TO DO:
Write out the material below exactly, beginning at the line that contains "OCR this image." and ending with its last line, both ends included; write nothing else.

-*-*-

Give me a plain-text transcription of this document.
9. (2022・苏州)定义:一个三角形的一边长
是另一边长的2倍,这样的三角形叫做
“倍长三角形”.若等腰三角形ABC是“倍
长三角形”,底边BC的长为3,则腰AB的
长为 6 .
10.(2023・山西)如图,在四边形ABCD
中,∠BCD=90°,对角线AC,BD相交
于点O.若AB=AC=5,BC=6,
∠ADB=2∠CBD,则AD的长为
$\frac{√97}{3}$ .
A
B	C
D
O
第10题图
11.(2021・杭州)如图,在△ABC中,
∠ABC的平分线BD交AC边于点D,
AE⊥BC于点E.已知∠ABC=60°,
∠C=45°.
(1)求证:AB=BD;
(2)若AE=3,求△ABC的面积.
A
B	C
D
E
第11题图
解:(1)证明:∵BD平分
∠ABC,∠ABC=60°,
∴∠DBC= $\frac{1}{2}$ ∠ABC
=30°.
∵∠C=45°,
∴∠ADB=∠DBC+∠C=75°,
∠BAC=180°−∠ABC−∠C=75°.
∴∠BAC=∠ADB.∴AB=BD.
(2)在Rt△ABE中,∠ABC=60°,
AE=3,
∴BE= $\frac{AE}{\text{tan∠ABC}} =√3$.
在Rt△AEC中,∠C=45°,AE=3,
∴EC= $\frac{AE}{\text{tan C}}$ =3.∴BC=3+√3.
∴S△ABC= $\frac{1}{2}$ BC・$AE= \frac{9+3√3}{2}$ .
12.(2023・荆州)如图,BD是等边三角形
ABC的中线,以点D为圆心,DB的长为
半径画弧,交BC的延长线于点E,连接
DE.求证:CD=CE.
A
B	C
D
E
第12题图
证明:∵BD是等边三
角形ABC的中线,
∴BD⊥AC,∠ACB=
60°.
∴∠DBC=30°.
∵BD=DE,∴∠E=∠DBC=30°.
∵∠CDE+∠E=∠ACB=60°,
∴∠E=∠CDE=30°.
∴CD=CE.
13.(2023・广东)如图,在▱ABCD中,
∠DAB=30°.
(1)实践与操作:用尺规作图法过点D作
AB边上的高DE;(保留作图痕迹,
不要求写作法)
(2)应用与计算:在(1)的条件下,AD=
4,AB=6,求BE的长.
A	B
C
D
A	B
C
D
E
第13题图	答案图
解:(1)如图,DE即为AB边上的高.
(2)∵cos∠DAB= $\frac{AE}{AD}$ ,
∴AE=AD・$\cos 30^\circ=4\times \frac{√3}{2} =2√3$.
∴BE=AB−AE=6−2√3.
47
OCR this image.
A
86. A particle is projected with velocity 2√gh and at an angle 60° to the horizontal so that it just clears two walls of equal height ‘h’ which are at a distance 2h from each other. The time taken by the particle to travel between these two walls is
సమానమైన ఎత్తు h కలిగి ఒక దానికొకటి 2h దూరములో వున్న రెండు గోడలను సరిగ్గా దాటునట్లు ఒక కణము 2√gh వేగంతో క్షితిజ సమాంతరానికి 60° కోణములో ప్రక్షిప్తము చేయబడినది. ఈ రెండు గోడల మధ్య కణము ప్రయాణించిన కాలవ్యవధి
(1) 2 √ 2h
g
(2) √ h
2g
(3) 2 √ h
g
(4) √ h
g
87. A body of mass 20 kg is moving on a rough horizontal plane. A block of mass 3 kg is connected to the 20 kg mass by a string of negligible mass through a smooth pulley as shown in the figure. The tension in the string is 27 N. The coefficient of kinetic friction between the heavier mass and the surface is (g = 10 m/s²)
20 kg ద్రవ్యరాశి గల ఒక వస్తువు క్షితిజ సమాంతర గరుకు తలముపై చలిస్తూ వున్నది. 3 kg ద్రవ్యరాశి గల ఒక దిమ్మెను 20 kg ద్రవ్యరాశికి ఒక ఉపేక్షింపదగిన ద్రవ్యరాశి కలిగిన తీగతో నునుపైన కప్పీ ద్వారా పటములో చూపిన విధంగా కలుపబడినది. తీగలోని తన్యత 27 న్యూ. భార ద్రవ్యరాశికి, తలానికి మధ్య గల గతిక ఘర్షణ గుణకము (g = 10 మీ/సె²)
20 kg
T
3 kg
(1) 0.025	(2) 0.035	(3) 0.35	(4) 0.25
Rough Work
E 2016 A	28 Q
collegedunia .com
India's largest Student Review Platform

-*-*-

RESPONSE:
OCR this image.
A
86. A particle is projected with velocity 2√gh and at an angle 60° to the horizontal so that it just clears two walls of equal height ‘h’ which are at a distance 2h from each other. The time taken by the particle to travel between these two walls is
సమానమైన ఎత్తు h కలిగి ఒక దానికొకటి 2h దూరములో వున్న రెండు గోడలను సరిగ్గా దాటునట్లు ఒక కణము 2√gh వేగంతో క్షితిజ సమాంతరానికి 60° కోణములో ప్రక్షిప్తము చేయబడినది. ఈ రెండు గోడల మధ్య కణము ప్రయాణించిన కాలవ్యవధి
(1) 2 √ 2h
g
(2) √ h
2g
(3) 2 √ h
g
(4) √ h
g
87. A body of mass 20 kg is moving on a rough horizontal plane. A block of mass 3 kg is connected to the 20 kg mass by a string of negligible mass through a smooth pulley as shown in the figure. The tension in the string is 27 N. The coefficient of kinetic friction between the heavier mass and the surface is (g = 10 m/s²)
20 kg ద్రవ్యరాశి గల ఒక వస్తువు క్షితిజ సమాంతర గరుకు తలముపై చలిస్తూ వున్నది. 3 kg ద్రవ్యరాశి గల ఒక దిమ్మెను 20 kg ద్రవ్యరాశికి ఒక ఉపేక్షింపదగిన ద్రవ్యరాశి కలిగిన తీగతో నునుపైన కప్పీ ద్వారా పటములో చూపిన విధంగా కలుపబడినది. తీగలోని తన్యత 27 న్యూ. భార ద్రవ్యరాశికి, తలానికి మధ్య గల గతిక ఘర్షణ గుణకము (g = 10 మీ/సె²)
20 kg
T
3 kg
(1) 0.025	(2) 0.035	(3) 0.35	(4) 0.25
Rough Work
E 2016 A	28 Q
collegedunia .com
India's largest Student Review Platform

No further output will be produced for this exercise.